REQUIREMENTS: Starting with the line that contains "Give me a plain-text", copy each line exactly through the end of the listing, and omit all pictures.

>>>>>

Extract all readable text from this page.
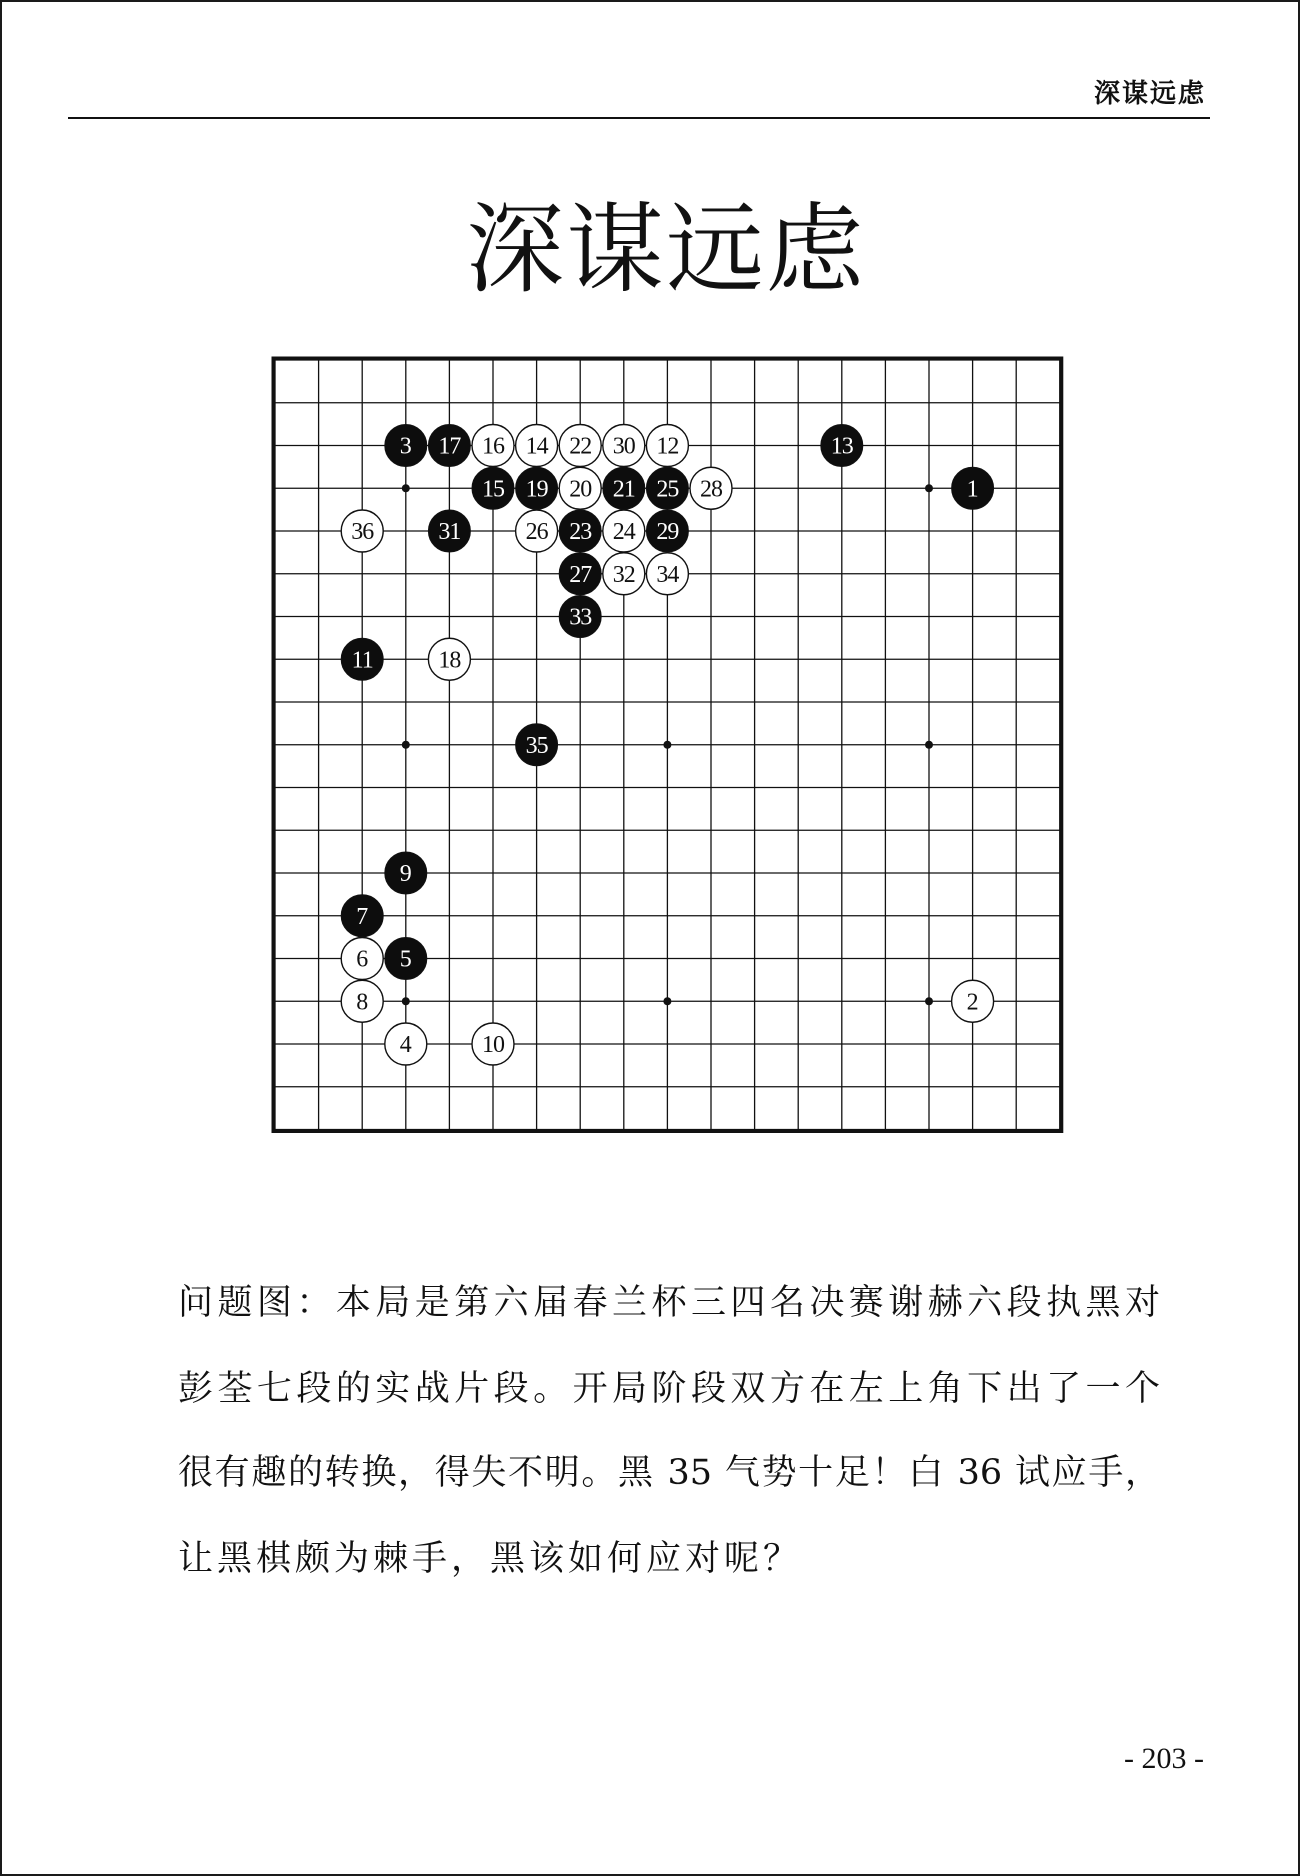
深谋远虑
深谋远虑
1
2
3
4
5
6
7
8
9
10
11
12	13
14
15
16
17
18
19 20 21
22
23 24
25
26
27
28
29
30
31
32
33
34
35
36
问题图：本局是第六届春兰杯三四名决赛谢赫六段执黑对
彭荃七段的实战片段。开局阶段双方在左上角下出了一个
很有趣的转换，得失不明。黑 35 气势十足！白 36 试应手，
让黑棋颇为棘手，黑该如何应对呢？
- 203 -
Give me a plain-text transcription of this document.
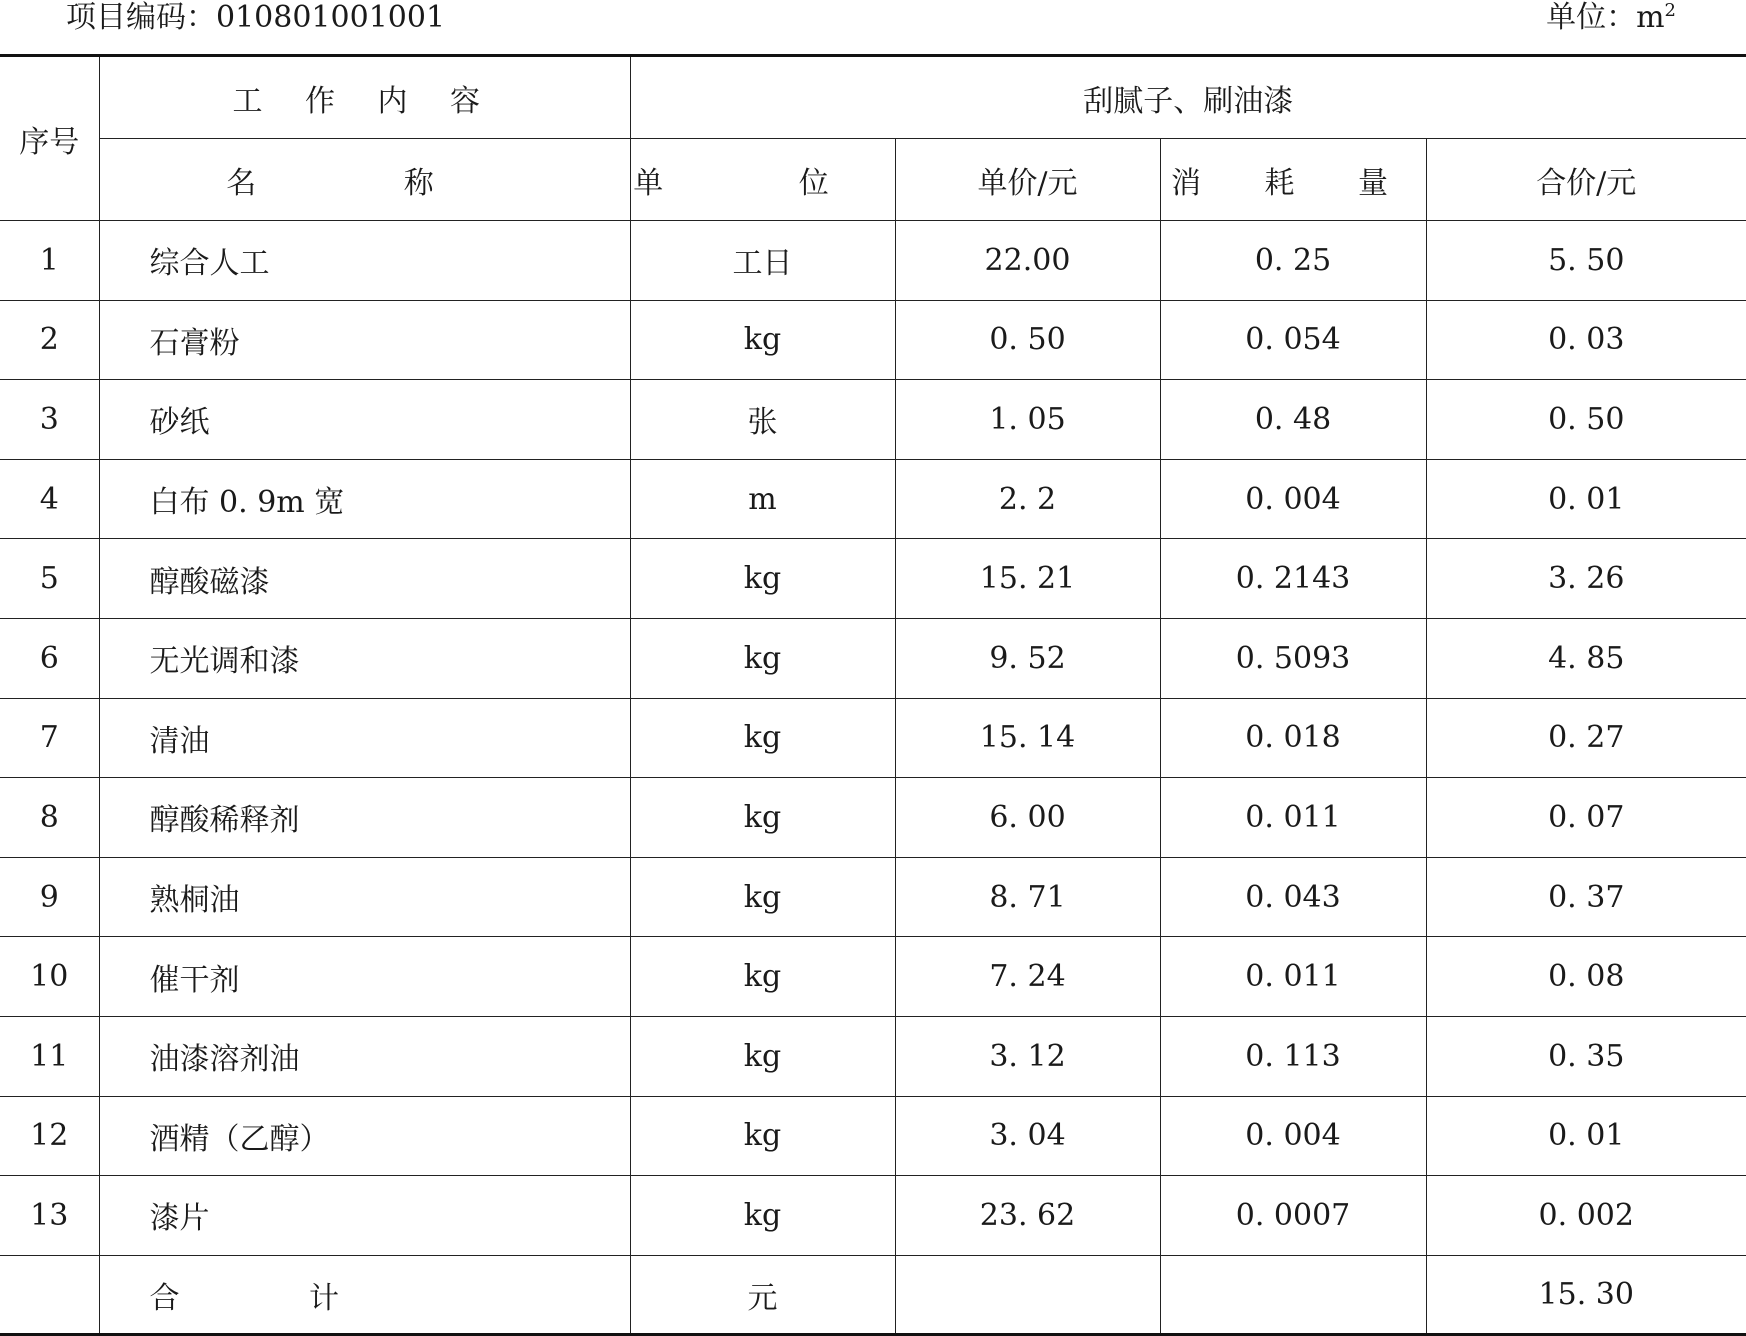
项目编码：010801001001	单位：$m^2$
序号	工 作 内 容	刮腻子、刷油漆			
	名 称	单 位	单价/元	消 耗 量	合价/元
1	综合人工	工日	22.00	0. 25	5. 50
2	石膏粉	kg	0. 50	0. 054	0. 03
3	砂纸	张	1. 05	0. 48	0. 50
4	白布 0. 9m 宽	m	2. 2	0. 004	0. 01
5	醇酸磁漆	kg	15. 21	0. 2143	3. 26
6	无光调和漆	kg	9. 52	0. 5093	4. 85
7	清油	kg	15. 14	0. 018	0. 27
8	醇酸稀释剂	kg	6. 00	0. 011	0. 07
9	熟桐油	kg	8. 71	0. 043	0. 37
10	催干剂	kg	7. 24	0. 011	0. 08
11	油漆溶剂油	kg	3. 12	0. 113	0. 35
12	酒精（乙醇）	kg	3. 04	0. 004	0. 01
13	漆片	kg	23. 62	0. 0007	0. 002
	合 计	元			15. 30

<<<<<

CORRECT ANSWER:
Give me a plain-text transcription of this document.
项目编码：010801001001	单位：$m^2$
序号	工 作 内 容	刮腻子、刷油漆			
	名 称	单 位	单价/元	消 耗 量	合价/元
1	综合人工	工日	22.00	0. 25	5. 50
2	石膏粉	kg	0. 50	0. 054	0. 03
3	砂纸	张	1. 05	0. 48	0. 50
4	白布 0. 9m 宽	m	2. 2	0. 004	0. 01
5	醇酸磁漆	kg	15. 21	0. 2143	3. 26
6	无光调和漆	kg	9. 52	0. 5093	4. 85
7	清油	kg	15. 14	0. 018	0. 27
8	醇酸稀释剂	kg	6. 00	0. 011	0. 07
9	熟桐油	kg	8. 71	0. 043	0. 37
10	催干剂	kg	7. 24	0. 011	0. 08
11	油漆溶剂油	kg	3. 12	0. 113	0. 35
12	酒精（乙醇）	kg	3. 04	0. 004	0. 01
13	漆片	kg	23. 62	0. 0007	0. 002
	合 计	元			15. 30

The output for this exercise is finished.